### [GIVEN EXERCISE]
Each entry below should be reproduced character for character.

[Collection entries]
____________

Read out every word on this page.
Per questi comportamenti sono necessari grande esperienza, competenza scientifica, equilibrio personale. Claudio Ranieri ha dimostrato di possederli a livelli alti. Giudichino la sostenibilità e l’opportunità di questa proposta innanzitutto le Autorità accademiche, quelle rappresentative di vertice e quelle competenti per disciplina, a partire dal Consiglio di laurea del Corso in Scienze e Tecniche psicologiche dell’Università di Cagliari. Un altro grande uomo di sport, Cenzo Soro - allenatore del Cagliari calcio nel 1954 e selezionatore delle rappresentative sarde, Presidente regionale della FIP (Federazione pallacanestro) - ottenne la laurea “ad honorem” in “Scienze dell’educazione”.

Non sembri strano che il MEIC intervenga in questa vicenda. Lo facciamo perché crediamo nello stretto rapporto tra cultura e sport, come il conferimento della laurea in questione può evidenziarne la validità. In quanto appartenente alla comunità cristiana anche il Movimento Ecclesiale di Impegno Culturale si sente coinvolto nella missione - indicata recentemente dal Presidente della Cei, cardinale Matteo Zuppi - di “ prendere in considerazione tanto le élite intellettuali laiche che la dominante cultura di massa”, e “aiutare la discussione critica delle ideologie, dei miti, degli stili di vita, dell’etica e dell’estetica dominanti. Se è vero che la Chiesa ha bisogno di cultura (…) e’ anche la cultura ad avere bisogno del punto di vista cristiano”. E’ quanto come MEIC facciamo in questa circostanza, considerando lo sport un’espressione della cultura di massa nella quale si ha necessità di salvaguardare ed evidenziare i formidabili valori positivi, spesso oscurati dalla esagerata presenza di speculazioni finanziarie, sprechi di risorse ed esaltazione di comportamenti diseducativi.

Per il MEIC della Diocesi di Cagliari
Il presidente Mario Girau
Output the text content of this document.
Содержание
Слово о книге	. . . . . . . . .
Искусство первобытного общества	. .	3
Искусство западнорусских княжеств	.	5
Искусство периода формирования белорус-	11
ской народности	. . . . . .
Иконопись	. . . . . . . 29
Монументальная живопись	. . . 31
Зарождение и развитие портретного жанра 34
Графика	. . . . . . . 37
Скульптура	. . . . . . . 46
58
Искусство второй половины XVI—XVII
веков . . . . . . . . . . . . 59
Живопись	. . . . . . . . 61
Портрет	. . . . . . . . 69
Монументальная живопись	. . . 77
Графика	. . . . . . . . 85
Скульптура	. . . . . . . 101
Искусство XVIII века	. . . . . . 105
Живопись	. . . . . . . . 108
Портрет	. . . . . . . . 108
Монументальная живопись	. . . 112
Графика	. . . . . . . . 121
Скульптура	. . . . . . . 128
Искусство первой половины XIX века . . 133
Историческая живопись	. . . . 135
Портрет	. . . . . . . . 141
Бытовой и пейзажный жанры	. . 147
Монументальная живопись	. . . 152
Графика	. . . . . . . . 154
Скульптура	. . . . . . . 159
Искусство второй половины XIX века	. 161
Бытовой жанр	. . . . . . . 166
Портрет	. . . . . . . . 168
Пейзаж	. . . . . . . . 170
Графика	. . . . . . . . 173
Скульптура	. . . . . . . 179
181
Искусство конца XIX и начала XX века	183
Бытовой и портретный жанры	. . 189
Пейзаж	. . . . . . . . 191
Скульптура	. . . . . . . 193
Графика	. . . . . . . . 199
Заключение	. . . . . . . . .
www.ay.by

____________

### [RESULT OF THIS TASK]
Read out every word on this page.
Per questi comportamenti sono necessari grande esperienza, competenza scientifica, equilibrio personale. Claudio Ranieri ha dimostrato di possederli a livelli alti. Giudichino la sostenibilità e l’opportunità di questa proposta innanzitutto le Autorità accademiche, quelle rappresentative di vertice e quelle competenti per disciplina, a partire dal Consiglio di laurea del Corso in Scienze e Tecniche psicologiche dell’Università di Cagliari. Un altro grande uomo di sport, Cenzo Soro - allenatore del Cagliari calcio nel 1954 e selezionatore delle rappresentative sarde, Presidente regionale della FIP (Federazione pallacanestro) - ottenne la laurea “ad honorem” in “Scienze dell’educazione”.

Non sembri strano che il MEIC intervenga in questa vicenda. Lo facciamo perché crediamo nello stretto rapporto tra cultura e sport, come il conferimento della laurea in questione può evidenziarne la validità. In quanto appartenente alla comunità cristiana anche il Movimento Ecclesiale di Impegno Culturale si sente coinvolto nella missione - indicata recentemente dal Presidente della Cei, cardinale Matteo Zuppi - di “ prendere in considerazione tanto le élite intellettuali laiche che la dominante cultura di massa”, e “aiutare la discussione critica delle ideologie, dei miti, degli stili di vita, dell’etica e dell’estetica dominanti. Se è vero che la Chiesa ha bisogno di cultura (…) e’ anche la cultura ad avere bisogno del punto di vista cristiano”. E’ quanto come MEIC facciamo in questa circostanza, considerando lo sport un’espressione della cultura di massa nella quale si ha necessità di salvaguardare ed evidenziare i formidabili valori positivi, spesso oscurati dalla esagerata presenza di speculazioni finanziarie, sprechi di risorse ed esaltazione di comportamenti diseducativi.

Per il MEIC della Diocesi di Cagliari
Il presidente Mario Girau
Output the text content of this document.
Содержание
Слово о книге	. . . . . . . . .
Искусство первобытного общества	. .	3
Искусство западнорусских княжеств	.	5
Искусство периода формирования белорус-	11
ской народности	. . . . . .
Иконопись	. . . . . . . 29
Монументальная живопись	. . . 31
Зарождение и развитие портретного жанра 34
Графика	. . . . . . . 37
Скульптура	. . . . . . . 46
58
Искусство второй половины XVI—XVII
веков . . . . . . . . . . . . 59
Живопись	. . . . . . . . 61
Портрет	. . . . . . . . 69
Монументальная живопись	. . . 77
Графика	. . . . . . . . 85
Скульптура	. . . . . . . 101
Искусство XVIII века	. . . . . . 105
Живопись	. . . . . . . . 108
Портрет	. . . . . . . . 108
Монументальная живопись	. . . 112
Графика	. . . . . . . . 121
Скульптура	. . . . . . . 128
Искусство первой половины XIX века . . 133
Историческая живопись	. . . . 135
Портрет	. . . . . . . . 141
Бытовой и пейзажный жанры	. . 147
Монументальная живопись	. . . 152
Графика	. . . . . . . . 154
Скульптура	. . . . . . . 159
Искусство второй половины XIX века	. 161
Бытовой жанр	. . . . . . . 166
Портрет	. . . . . . . . 168
Пейзаж	. . . . . . . . 170
Графика	. . . . . . . . 173
Скульптура	. . . . . . . 179
181
Искусство конца XIX и начала XX века	183
Бытовой и портретный жанры	. . 189
Пейзаж	. . . . . . . . 191
Скульптура	. . . . . . . 193
Графика	. . . . . . . . 199
Заключение	. . . . . . . . .
www.ay.by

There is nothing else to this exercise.